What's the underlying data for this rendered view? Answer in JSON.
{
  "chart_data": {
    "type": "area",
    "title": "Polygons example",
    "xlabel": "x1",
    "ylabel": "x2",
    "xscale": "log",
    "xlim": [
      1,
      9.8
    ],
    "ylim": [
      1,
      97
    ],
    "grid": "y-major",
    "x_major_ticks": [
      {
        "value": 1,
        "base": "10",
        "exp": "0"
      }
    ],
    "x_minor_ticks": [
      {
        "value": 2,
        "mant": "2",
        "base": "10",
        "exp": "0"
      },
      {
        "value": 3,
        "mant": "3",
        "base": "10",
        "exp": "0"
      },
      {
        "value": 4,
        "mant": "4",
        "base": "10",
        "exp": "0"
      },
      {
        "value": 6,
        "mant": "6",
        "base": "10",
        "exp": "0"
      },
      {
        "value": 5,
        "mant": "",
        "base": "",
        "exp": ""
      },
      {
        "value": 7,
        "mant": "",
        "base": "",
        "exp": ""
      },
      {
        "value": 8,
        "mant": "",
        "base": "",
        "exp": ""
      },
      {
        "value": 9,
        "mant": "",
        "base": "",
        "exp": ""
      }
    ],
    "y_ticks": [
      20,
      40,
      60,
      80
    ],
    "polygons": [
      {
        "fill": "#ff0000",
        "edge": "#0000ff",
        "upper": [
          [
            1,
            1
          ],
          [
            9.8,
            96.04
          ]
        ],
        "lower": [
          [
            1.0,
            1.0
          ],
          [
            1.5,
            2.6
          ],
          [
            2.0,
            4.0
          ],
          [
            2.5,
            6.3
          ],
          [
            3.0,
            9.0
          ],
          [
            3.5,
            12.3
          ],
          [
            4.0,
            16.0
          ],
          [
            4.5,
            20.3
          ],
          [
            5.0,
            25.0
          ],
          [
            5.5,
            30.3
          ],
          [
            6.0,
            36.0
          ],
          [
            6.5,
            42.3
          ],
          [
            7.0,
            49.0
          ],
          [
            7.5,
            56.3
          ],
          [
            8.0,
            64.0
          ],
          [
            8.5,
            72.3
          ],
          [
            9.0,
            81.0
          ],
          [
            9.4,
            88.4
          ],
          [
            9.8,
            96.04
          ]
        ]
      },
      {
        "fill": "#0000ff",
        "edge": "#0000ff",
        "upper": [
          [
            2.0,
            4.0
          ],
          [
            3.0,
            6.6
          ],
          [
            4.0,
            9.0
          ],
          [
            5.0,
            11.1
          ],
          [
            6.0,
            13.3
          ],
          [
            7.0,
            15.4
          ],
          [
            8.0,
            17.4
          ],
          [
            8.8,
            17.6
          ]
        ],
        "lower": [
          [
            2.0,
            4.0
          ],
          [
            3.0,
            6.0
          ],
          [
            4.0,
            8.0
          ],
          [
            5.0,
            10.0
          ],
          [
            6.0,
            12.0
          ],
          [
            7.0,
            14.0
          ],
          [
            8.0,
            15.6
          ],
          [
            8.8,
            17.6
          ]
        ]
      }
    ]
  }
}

- - - - - - -

Work instructions:
All of the records must be repeated exactly.

Exercise answer:
What's the underlying data for this rendered view? Answer in JSON.
{
  "chart_data": {
    "type": "area",
    "title": "Polygons example",
    "xlabel": "x1",
    "ylabel": "x2",
    "xscale": "log",
    "xlim": [
      1,
      9.8
    ],
    "ylim": [
      1,
      97
    ],
    "grid": "y-major",
    "x_major_ticks": [
      {
        "value": 1,
        "base": "10",
        "exp": "0"
      }
    ],
    "x_minor_ticks": [
      {
        "value": 2,
        "mant": "2",
        "base": "10",
        "exp": "0"
      },
      {
        "value": 3,
        "mant": "3",
        "base": "10",
        "exp": "0"
      },
      {
        "value": 4,
        "mant": "4",
        "base": "10",
        "exp": "0"
      },
      {
        "value": 6,
        "mant": "6",
        "base": "10",
        "exp": "0"
      },
      {
        "value": 5,
        "mant": "",
        "base": "",
        "exp": ""
      },
      {
        "value": 7,
        "mant": "",
        "base": "",
        "exp": ""
      },
      {
        "value": 8,
        "mant": "",
        "base": "",
        "exp": ""
      },
      {
        "value": 9,
        "mant": "",
        "base": "",
        "exp": ""
      }
    ],
    "y_ticks": [
      20,
      40,
      60,
      80
    ],
    "polygons": [
      {
        "fill": "#ff0000",
        "edge": "#0000ff",
        "upper": [
          [
            1,
            1
          ],
          [
            9.8,
            96.04
          ]
        ],
        "lower": [
          [
            1.0,
            1.0
          ],
          [
            1.5,
            2.6
          ],
          [
            2.0,
            4.0
          ],
          [
            2.5,
            6.3
          ],
          [
            3.0,
            9.0
          ],
          [
            3.5,
            12.3
          ],
          [
            4.0,
            16.0
          ],
          [
            4.5,
            20.3
          ],
          [
            5.0,
            25.0
          ],
          [
            5.5,
            30.3
          ],
          [
            6.0,
            36.0
          ],
          [
            6.5,
            42.3
          ],
          [
            7.0,
            49.0
          ],
          [
            7.5,
            56.3
          ],
          [
            8.0,
            64.0
          ],
          [
            8.5,
            72.3
          ],
          [
            9.0,
            81.0
          ],
          [
            9.4,
            88.4
          ],
          [
            9.8,
            96.04
          ]
        ]
      },
      {
        "fill": "#0000ff",
        "edge": "#0000ff",
        "upper": [
          [
            2.0,
            4.0
          ],
          [
            3.0,
            6.6
          ],
          [
            4.0,
            9.0
          ],
          [
            5.0,
            11.1
          ],
          [
            6.0,
            13.3
          ],
          [
            7.0,
            15.4
          ],
          [
            8.0,
            17.4
          ],
          [
            8.8,
            17.6
          ]
        ],
        "lower": [
          [
            2.0,
            4.0
          ],
          [
            3.0,
            6.0
          ],
          [
            4.0,
            8.0
          ],
          [
            5.0,
            10.0
          ],
          [
            6.0,
            12.0
          ],
          [
            7.0,
            14.0
          ],
          [
            8.0,
            15.6
          ],
          [
            8.8,
            17.6
          ]
        ]
      }
    ]
  }
}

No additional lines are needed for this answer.